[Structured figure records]
## Start

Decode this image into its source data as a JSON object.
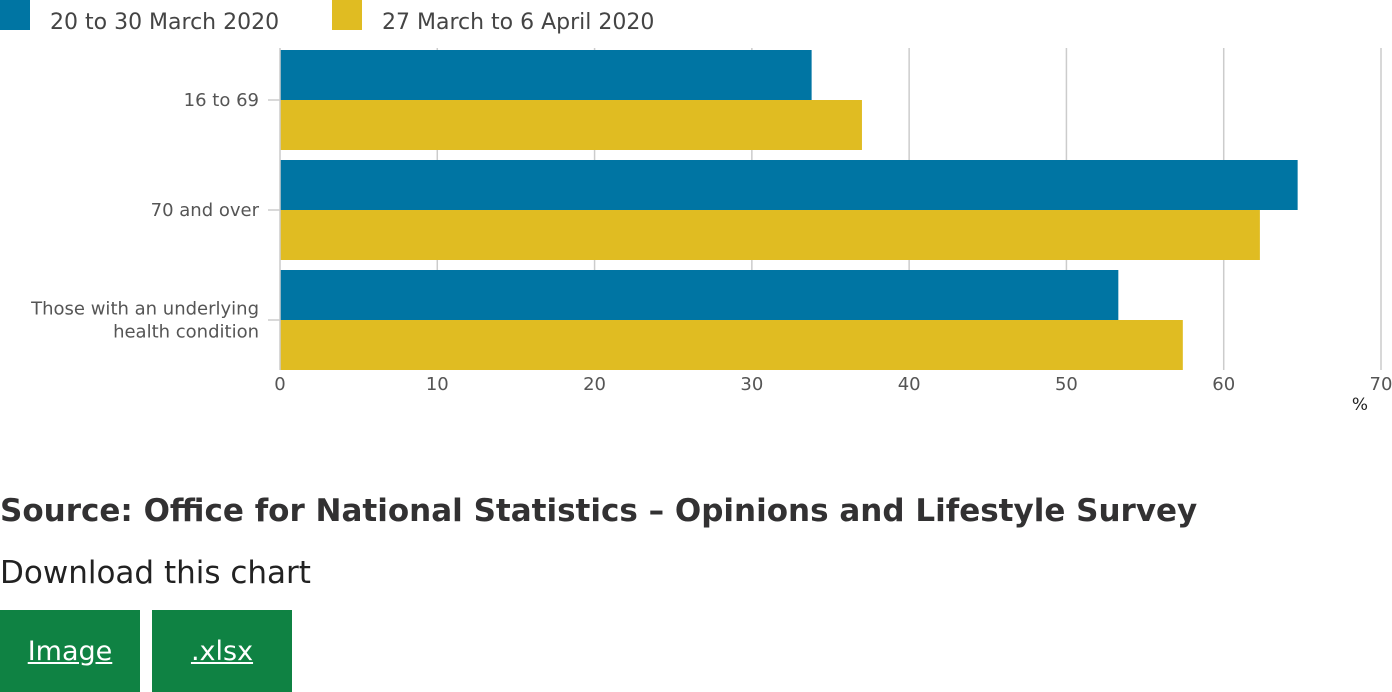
{
  "chart_data": {
    "type": "bar",
    "orientation": "horizontal",
    "categories": [
      "16 to 69",
      "70 and over",
      "Those with an underlying health condition"
    ],
    "category_lines": [
      [
        "16 to 69"
      ],
      [
        "70 and over"
      ],
      [
        "Those with an underlying",
        "health condition"
      ]
    ],
    "series": [
      {
        "name": "20 to 30 March 2020",
        "color": "#0075a3",
        "values": [
          33.8,
          64.7,
          53.3
        ]
      },
      {
        "name": "27 March to 6 April 2020",
        "color": "#e0bc22",
        "values": [
          37.0,
          62.3,
          57.4
        ]
      }
    ],
    "xlim": [
      0,
      70
    ],
    "xticks": [
      0,
      10,
      20,
      30,
      40,
      50,
      60,
      70
    ],
    "xunit": "%",
    "grid": true,
    "legend_position": "top-left"
  },
  "source_text": "Source: Office for National Statistics – Opinions and Lifestyle Survey",
  "download": {
    "heading": "Download this chart",
    "image_label": "Image",
    "xlsx_label": ".xlsx"
  }
}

## End

DESCRIPTION OF THE TASK:
Copy the listing over exactly, skipping the pictures it holds.

EXPECTED ANSWER:
Decode this image into its source data as a JSON object.
{
  "chart_data": {
    "type": "bar",
    "orientation": "horizontal",
    "categories": [
      "16 to 69",
      "70 and over",
      "Those with an underlying health condition"
    ],
    "category_lines": [
      [
        "16 to 69"
      ],
      [
        "70 and over"
      ],
      [
        "Those with an underlying",
        "health condition"
      ]
    ],
    "series": [
      {
        "name": "20 to 30 March 2020",
        "color": "#0075a3",
        "values": [
          33.8,
          64.7,
          53.3
        ]
      },
      {
        "name": "27 March to 6 April 2020",
        "color": "#e0bc22",
        "values": [
          37.0,
          62.3,
          57.4
        ]
      }
    ],
    "xlim": [
      0,
      70
    ],
    "xticks": [
      0,
      10,
      20,
      30,
      40,
      50,
      60,
      70
    ],
    "xunit": "%",
    "grid": true,
    "legend_position": "top-left"
  },
  "source_text": "Source: Office for National Statistics – Opinions and Lifestyle Survey",
  "download": {
    "heading": "Download this chart",
    "image_label": "Image",
    "xlsx_label": ".xlsx"
  }
}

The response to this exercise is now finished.